(Stored data)
◇ ◇ ◇ ◇

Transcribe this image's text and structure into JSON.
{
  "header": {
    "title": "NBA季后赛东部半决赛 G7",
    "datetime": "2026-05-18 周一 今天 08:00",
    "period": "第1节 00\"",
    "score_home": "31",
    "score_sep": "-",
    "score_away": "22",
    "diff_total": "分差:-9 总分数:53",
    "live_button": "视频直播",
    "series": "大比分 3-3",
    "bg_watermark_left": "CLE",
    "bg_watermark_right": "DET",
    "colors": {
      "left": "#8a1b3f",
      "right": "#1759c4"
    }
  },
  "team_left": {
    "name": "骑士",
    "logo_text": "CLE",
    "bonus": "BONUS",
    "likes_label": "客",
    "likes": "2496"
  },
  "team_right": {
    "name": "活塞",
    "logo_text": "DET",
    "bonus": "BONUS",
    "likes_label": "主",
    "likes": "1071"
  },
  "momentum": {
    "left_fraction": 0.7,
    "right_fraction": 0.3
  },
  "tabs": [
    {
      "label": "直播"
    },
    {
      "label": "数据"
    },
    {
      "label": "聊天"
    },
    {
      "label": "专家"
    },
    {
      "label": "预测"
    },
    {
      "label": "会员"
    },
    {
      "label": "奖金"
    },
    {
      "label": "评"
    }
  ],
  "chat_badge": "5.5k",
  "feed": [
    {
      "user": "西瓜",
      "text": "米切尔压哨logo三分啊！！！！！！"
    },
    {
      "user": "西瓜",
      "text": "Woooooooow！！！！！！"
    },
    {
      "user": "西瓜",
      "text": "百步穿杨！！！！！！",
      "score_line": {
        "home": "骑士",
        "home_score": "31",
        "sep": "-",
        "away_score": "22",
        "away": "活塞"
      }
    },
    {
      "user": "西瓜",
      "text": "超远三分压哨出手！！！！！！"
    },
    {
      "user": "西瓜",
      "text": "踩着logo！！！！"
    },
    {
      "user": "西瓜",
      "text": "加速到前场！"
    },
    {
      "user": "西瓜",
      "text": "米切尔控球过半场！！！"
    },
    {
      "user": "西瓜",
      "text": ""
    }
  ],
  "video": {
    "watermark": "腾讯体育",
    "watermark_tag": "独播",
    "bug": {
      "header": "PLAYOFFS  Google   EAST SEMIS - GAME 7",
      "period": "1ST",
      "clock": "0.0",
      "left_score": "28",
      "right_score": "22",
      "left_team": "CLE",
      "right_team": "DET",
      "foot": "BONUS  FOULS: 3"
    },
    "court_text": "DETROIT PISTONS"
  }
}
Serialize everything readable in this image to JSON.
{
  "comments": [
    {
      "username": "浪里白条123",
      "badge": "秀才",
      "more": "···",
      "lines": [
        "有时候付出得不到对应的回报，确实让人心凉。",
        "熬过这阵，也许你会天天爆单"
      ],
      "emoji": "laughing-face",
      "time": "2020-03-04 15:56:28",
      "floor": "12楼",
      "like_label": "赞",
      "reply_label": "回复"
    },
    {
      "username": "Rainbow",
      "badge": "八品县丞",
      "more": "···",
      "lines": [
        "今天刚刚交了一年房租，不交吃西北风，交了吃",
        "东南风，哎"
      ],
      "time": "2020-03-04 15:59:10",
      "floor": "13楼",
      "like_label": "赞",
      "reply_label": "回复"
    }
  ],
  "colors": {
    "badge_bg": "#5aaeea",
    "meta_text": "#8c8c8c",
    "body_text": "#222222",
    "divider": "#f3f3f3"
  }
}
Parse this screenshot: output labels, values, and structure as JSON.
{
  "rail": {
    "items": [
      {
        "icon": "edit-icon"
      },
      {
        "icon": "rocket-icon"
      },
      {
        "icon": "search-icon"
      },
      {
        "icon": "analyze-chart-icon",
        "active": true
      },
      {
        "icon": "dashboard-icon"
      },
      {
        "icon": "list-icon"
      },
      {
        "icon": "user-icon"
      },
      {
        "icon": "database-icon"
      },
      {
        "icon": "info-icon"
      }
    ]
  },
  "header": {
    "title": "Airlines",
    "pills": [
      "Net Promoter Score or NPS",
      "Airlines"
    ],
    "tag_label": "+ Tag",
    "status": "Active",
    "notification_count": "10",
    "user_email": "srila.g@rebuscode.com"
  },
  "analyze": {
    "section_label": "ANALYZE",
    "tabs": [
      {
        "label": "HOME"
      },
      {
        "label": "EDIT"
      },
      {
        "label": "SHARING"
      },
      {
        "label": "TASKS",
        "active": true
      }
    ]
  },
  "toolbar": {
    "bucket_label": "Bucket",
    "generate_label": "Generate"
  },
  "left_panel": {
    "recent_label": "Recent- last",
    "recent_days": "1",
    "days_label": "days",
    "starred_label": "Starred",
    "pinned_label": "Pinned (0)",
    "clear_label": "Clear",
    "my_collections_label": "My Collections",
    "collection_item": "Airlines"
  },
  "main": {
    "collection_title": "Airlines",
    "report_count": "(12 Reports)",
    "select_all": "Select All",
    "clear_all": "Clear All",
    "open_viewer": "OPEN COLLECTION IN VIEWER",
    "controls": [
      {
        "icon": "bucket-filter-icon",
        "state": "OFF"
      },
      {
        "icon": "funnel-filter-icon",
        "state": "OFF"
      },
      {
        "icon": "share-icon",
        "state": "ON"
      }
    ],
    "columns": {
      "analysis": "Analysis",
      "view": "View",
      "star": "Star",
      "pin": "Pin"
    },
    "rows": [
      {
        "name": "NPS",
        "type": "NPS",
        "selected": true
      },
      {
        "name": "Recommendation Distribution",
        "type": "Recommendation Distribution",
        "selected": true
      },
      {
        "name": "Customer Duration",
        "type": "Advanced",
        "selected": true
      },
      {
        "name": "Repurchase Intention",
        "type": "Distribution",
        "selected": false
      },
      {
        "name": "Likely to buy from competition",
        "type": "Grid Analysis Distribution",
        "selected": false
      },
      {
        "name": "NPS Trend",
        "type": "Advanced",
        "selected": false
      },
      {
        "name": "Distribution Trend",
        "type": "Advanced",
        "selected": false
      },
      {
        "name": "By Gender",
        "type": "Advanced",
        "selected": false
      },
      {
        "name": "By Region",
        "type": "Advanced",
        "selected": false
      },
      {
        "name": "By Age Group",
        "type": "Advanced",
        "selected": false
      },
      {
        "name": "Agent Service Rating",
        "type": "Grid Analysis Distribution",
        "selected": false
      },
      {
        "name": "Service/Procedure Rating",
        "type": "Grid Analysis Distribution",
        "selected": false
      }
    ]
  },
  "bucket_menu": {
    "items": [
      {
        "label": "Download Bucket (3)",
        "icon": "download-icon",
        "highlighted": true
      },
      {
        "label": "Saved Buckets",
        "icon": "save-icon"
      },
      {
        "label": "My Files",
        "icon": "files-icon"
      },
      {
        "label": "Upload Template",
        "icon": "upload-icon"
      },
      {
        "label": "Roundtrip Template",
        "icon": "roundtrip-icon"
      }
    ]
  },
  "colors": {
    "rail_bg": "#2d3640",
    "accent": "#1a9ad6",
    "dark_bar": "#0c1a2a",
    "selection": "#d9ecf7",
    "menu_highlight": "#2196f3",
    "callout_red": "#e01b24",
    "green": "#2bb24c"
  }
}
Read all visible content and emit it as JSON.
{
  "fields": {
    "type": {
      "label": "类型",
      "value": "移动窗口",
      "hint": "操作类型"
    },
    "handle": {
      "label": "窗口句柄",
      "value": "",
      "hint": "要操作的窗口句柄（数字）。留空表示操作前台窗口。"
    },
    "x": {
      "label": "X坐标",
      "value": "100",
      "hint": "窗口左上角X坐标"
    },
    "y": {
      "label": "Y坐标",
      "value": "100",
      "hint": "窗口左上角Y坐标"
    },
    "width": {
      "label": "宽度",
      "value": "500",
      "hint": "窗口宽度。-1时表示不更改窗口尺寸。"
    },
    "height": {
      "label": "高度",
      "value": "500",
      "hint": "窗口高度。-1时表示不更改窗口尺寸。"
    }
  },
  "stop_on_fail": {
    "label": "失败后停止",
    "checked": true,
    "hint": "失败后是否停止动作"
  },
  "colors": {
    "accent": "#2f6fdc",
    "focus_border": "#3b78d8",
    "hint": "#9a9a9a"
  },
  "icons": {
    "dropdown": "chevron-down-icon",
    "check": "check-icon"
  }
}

◇ ◇ ◇ ◇

Retype exactly, please, each line from the line that contains "Read all visible content and emit it as JSON." through the last line of the entries above, with nothing added.

Read all visible content and emit it as JSON.
{
  "fields": {
    "type": {
      "label": "类型",
      "value": "移动窗口",
      "hint": "操作类型"
    },
    "handle": {
      "label": "窗口句柄",
      "value": "",
      "hint": "要操作的窗口句柄（数字）。留空表示操作前台窗口。"
    },
    "x": {
      "label": "X坐标",
      "value": "100",
      "hint": "窗口左上角X坐标"
    },
    "y": {
      "label": "Y坐标",
      "value": "100",
      "hint": "窗口左上角Y坐标"
    },
    "width": {
      "label": "宽度",
      "value": "500",
      "hint": "窗口宽度。-1时表示不更改窗口尺寸。"
    },
    "height": {
      "label": "高度",
      "value": "500",
      "hint": "窗口高度。-1时表示不更改窗口尺寸。"
    }
  },
  "stop_on_fail": {
    "label": "失败后停止",
    "checked": true,
    "hint": "失败后是否停止动作"
  },
  "colors": {
    "accent": "#2f6fdc",
    "focus_border": "#3b78d8",
    "hint": "#9a9a9a"
  },
  "icons": {
    "dropdown": "chevron-down-icon",
    "check": "check-icon"
  }
}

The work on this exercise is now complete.